# [Exercise]
The answer is to be the full listing, unchanged in every line.

◆ ◆ ◆ ◆ ◆

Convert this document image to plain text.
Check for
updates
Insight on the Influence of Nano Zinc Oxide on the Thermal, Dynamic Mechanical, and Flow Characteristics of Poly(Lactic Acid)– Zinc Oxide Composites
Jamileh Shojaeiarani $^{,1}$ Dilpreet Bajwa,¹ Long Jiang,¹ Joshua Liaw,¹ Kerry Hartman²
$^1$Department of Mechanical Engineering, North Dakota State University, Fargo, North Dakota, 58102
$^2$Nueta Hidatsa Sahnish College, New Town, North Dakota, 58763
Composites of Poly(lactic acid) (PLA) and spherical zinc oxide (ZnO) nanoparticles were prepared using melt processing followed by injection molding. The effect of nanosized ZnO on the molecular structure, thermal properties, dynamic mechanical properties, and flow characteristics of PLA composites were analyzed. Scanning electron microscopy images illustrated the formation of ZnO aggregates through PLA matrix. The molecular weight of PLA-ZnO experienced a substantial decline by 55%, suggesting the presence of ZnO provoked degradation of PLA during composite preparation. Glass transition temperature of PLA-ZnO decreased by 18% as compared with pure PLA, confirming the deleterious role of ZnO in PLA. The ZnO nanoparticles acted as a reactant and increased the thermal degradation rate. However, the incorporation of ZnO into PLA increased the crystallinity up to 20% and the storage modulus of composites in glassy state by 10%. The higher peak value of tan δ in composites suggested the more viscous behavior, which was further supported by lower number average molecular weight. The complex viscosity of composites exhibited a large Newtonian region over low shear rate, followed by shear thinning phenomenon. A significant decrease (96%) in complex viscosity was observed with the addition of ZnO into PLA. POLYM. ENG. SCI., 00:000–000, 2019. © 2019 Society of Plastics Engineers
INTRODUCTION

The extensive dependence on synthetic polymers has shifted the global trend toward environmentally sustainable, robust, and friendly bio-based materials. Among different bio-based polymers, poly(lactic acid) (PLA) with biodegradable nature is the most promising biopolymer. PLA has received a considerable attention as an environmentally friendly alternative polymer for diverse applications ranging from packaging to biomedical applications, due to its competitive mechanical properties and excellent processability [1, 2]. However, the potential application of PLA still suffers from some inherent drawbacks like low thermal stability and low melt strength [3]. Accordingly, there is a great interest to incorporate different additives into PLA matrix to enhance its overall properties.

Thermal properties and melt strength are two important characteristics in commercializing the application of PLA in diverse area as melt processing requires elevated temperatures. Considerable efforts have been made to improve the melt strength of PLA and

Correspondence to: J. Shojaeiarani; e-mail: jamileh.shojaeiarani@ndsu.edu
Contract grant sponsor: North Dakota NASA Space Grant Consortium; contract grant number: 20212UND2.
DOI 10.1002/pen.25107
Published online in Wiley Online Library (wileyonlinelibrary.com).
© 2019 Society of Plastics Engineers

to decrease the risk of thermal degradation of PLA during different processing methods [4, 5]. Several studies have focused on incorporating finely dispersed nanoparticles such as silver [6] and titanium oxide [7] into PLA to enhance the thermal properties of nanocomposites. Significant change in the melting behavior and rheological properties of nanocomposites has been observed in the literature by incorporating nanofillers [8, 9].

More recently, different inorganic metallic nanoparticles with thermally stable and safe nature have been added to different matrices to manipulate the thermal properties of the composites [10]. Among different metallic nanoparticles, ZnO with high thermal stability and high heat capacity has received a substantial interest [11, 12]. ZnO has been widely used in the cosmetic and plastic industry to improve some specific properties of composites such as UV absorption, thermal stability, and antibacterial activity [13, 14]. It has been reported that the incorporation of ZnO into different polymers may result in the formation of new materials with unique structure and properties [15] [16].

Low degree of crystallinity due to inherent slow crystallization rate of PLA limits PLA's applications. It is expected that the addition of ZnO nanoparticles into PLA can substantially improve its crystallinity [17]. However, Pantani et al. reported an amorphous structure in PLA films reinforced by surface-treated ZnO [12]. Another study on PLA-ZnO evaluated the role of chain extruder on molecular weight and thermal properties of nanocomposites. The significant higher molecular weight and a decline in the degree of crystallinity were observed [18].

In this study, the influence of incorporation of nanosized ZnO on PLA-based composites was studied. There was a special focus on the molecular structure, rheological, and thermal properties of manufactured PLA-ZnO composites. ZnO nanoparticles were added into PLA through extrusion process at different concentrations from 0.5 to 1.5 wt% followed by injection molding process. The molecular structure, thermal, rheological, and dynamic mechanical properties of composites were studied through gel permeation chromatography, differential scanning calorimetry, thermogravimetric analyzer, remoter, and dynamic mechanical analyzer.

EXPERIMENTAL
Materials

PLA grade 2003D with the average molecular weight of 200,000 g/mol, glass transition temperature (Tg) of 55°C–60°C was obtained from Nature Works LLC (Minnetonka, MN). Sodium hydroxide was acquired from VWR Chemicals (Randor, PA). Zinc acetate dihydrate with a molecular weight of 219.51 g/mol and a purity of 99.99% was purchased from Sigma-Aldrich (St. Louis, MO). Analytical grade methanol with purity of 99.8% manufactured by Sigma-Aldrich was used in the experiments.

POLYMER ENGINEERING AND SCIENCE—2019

◆ ◆ ◆ ◆ ◆

# [Reply to the task]
Convert this document image to plain text.
Check for
updates
Insight on the Influence of Nano Zinc Oxide on the Thermal, Dynamic Mechanical, and Flow Characteristics of Poly(Lactic Acid)– Zinc Oxide Composites
Jamileh Shojaeiarani $^{,1}$ Dilpreet Bajwa,¹ Long Jiang,¹ Joshua Liaw,¹ Kerry Hartman²
$^1$Department of Mechanical Engineering, North Dakota State University, Fargo, North Dakota, 58102
$^2$Nueta Hidatsa Sahnish College, New Town, North Dakota, 58763
Composites of Poly(lactic acid) (PLA) and spherical zinc oxide (ZnO) nanoparticles were prepared using melt processing followed by injection molding. The effect of nanosized ZnO on the molecular structure, thermal properties, dynamic mechanical properties, and flow characteristics of PLA composites were analyzed. Scanning electron microscopy images illustrated the formation of ZnO aggregates through PLA matrix. The molecular weight of PLA-ZnO experienced a substantial decline by 55%, suggesting the presence of ZnO provoked degradation of PLA during composite preparation. Glass transition temperature of PLA-ZnO decreased by 18% as compared with pure PLA, confirming the deleterious role of ZnO in PLA. The ZnO nanoparticles acted as a reactant and increased the thermal degradation rate. However, the incorporation of ZnO into PLA increased the crystallinity up to 20% and the storage modulus of composites in glassy state by 10%. The higher peak value of tan δ in composites suggested the more viscous behavior, which was further supported by lower number average molecular weight. The complex viscosity of composites exhibited a large Newtonian region over low shear rate, followed by shear thinning phenomenon. A significant decrease (96%) in complex viscosity was observed with the addition of ZnO into PLA. POLYM. ENG. SCI., 00:000–000, 2019. © 2019 Society of Plastics Engineers
INTRODUCTION

The extensive dependence on synthetic polymers has shifted the global trend toward environmentally sustainable, robust, and friendly bio-based materials. Among different bio-based polymers, poly(lactic acid) (PLA) with biodegradable nature is the most promising biopolymer. PLA has received a considerable attention as an environmentally friendly alternative polymer for diverse applications ranging from packaging to biomedical applications, due to its competitive mechanical properties and excellent processability [1, 2]. However, the potential application of PLA still suffers from some inherent drawbacks like low thermal stability and low melt strength [3]. Accordingly, there is a great interest to incorporate different additives into PLA matrix to enhance its overall properties.

Thermal properties and melt strength are two important characteristics in commercializing the application of PLA in diverse area as melt processing requires elevated temperatures. Considerable efforts have been made to improve the melt strength of PLA and

Correspondence to: J. Shojaeiarani; e-mail: jamileh.shojaeiarani@ndsu.edu
Contract grant sponsor: North Dakota NASA Space Grant Consortium; contract grant number: 20212UND2.
DOI 10.1002/pen.25107
Published online in Wiley Online Library (wileyonlinelibrary.com).
© 2019 Society of Plastics Engineers

to decrease the risk of thermal degradation of PLA during different processing methods [4, 5]. Several studies have focused on incorporating finely dispersed nanoparticles such as silver [6] and titanium oxide [7] into PLA to enhance the thermal properties of nanocomposites. Significant change in the melting behavior and rheological properties of nanocomposites has been observed in the literature by incorporating nanofillers [8, 9].

More recently, different inorganic metallic nanoparticles with thermally stable and safe nature have been added to different matrices to manipulate the thermal properties of the composites [10]. Among different metallic nanoparticles, ZnO with high thermal stability and high heat capacity has received a substantial interest [11, 12]. ZnO has been widely used in the cosmetic and plastic industry to improve some specific properties of composites such as UV absorption, thermal stability, and antibacterial activity [13, 14]. It has been reported that the incorporation of ZnO into different polymers may result in the formation of new materials with unique structure and properties [15] [16].

Low degree of crystallinity due to inherent slow crystallization rate of PLA limits PLA's applications. It is expected that the addition of ZnO nanoparticles into PLA can substantially improve its crystallinity [17]. However, Pantani et al. reported an amorphous structure in PLA films reinforced by surface-treated ZnO [12]. Another study on PLA-ZnO evaluated the role of chain extruder on molecular weight and thermal properties of nanocomposites. The significant higher molecular weight and a decline in the degree of crystallinity were observed [18].

In this study, the influence of incorporation of nanosized ZnO on PLA-based composites was studied. There was a special focus on the molecular structure, rheological, and thermal properties of manufactured PLA-ZnO composites. ZnO nanoparticles were added into PLA through extrusion process at different concentrations from 0.5 to 1.5 wt% followed by injection molding process. The molecular structure, thermal, rheological, and dynamic mechanical properties of composites were studied through gel permeation chromatography, differential scanning calorimetry, thermogravimetric analyzer, remoter, and dynamic mechanical analyzer.

EXPERIMENTAL
Materials

PLA grade 2003D with the average molecular weight of 200,000 g/mol, glass transition temperature (Tg) of 55°C–60°C was obtained from Nature Works LLC (Minnetonka, MN). Sodium hydroxide was acquired from VWR Chemicals (Randor, PA). Zinc acetate dihydrate with a molecular weight of 219.51 g/mol and a purity of 99.99% was purchased from Sigma-Aldrich (St. Louis, MO). Analytical grade methanol with purity of 99.8% manufactured by Sigma-Aldrich was used in the experiments.

POLYMER ENGINEERING AND SCIENCE—2019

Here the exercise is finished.